** START Material provided **

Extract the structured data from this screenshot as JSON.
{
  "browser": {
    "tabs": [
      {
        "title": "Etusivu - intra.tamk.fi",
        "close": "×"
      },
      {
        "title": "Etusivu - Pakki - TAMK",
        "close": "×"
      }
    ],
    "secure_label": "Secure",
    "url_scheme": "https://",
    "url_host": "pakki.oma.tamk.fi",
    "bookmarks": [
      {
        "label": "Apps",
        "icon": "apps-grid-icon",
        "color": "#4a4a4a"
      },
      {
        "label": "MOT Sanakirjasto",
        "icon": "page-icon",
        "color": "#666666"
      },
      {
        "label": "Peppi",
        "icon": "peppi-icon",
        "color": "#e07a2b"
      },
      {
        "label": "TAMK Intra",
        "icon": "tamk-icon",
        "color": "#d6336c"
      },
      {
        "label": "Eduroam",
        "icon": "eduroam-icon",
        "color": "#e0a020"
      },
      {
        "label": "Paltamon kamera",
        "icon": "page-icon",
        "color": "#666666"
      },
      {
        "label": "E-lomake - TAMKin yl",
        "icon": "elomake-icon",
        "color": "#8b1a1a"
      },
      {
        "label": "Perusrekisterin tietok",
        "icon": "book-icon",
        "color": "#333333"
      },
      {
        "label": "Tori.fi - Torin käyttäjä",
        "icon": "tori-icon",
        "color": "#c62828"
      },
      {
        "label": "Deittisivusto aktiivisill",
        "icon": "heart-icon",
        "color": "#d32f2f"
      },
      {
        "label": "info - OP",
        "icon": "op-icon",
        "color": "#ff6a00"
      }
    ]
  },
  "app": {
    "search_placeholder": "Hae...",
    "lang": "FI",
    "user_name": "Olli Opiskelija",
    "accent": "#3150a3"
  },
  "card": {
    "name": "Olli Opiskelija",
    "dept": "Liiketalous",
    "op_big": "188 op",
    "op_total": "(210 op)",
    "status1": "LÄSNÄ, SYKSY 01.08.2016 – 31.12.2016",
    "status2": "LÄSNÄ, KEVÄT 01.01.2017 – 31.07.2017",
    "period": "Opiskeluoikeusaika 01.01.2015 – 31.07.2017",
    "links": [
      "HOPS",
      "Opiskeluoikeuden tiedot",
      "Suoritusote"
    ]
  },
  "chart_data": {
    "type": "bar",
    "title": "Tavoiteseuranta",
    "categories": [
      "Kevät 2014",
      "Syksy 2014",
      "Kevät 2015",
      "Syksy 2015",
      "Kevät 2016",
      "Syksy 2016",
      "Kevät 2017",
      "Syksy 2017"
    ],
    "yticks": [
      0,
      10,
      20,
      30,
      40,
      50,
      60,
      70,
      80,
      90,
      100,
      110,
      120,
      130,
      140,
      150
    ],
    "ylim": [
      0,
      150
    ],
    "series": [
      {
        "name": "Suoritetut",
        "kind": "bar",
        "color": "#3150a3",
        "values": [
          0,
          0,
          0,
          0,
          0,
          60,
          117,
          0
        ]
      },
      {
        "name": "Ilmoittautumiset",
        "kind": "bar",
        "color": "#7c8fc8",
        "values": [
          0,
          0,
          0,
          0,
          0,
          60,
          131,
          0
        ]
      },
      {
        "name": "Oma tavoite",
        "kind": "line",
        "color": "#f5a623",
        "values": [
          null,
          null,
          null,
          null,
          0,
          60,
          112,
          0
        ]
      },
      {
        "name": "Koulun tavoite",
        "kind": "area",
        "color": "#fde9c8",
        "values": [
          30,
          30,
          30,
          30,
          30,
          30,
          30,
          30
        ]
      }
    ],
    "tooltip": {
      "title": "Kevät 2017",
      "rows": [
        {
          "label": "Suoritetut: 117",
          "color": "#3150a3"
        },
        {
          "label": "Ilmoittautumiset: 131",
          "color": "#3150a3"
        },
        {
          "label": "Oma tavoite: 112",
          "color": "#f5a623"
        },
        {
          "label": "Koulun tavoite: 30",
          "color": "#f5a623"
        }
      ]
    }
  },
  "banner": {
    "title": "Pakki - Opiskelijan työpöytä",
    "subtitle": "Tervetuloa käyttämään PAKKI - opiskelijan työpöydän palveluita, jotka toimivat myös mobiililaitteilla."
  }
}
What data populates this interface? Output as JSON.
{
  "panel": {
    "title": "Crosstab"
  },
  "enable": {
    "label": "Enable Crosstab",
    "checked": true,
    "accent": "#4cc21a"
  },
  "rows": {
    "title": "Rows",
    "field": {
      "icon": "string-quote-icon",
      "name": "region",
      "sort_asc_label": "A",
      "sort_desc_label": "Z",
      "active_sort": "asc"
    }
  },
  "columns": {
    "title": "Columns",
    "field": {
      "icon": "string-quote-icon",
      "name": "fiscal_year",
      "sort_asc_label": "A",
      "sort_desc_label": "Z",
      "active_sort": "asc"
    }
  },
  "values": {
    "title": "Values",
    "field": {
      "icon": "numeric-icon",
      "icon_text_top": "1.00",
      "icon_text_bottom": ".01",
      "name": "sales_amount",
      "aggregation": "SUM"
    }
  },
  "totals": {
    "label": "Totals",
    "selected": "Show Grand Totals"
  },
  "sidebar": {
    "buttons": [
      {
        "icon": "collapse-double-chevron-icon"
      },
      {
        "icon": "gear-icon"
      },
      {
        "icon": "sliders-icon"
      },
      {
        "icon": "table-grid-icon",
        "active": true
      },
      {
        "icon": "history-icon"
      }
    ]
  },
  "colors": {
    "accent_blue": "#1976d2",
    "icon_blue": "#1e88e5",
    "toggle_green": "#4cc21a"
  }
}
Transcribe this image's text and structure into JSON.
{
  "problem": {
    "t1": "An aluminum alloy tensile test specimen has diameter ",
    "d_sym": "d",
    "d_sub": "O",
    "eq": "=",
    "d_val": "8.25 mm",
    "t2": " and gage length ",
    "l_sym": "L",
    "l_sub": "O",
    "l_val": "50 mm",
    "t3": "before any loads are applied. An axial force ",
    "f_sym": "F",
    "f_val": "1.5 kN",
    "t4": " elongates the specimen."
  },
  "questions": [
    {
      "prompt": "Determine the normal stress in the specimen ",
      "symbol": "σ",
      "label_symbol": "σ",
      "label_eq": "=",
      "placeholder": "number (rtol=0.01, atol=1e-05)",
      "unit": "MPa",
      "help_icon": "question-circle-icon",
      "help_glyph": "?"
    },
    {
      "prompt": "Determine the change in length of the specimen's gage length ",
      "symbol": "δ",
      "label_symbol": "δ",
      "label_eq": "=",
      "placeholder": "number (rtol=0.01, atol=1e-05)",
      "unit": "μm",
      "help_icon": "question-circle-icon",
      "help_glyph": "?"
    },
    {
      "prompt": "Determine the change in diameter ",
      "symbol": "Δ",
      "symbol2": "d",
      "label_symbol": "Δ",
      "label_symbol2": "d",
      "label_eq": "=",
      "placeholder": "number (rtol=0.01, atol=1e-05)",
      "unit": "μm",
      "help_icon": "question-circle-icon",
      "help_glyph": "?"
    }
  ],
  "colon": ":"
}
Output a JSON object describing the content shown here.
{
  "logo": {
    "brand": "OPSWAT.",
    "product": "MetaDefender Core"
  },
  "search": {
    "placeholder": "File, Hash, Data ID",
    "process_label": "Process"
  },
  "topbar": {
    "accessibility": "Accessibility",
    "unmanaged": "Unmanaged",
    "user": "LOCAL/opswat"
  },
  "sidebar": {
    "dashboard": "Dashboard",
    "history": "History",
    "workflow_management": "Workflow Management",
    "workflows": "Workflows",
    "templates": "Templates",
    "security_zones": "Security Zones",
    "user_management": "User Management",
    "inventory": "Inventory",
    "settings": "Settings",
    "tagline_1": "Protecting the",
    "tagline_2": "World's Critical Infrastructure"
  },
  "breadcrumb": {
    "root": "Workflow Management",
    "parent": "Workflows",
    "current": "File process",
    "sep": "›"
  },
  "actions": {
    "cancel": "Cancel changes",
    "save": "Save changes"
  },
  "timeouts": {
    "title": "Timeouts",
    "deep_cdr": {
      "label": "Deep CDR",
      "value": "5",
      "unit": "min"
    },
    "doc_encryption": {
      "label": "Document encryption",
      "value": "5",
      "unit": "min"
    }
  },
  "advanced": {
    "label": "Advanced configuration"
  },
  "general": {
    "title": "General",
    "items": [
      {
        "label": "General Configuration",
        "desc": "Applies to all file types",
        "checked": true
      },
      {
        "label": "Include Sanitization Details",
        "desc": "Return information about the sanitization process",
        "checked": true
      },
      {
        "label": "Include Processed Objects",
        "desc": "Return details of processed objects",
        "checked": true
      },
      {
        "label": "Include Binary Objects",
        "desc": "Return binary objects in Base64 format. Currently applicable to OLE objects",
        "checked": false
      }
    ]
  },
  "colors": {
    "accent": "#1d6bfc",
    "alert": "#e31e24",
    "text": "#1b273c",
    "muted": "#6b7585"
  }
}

** END Material provided **

**Task description:**
Check each line above for the word "Koulun" and copy the ones that have it.

**Answer for this exercise:**
        "name": "Koulun tavoite",
          "label": "Koulun tavoite: 30",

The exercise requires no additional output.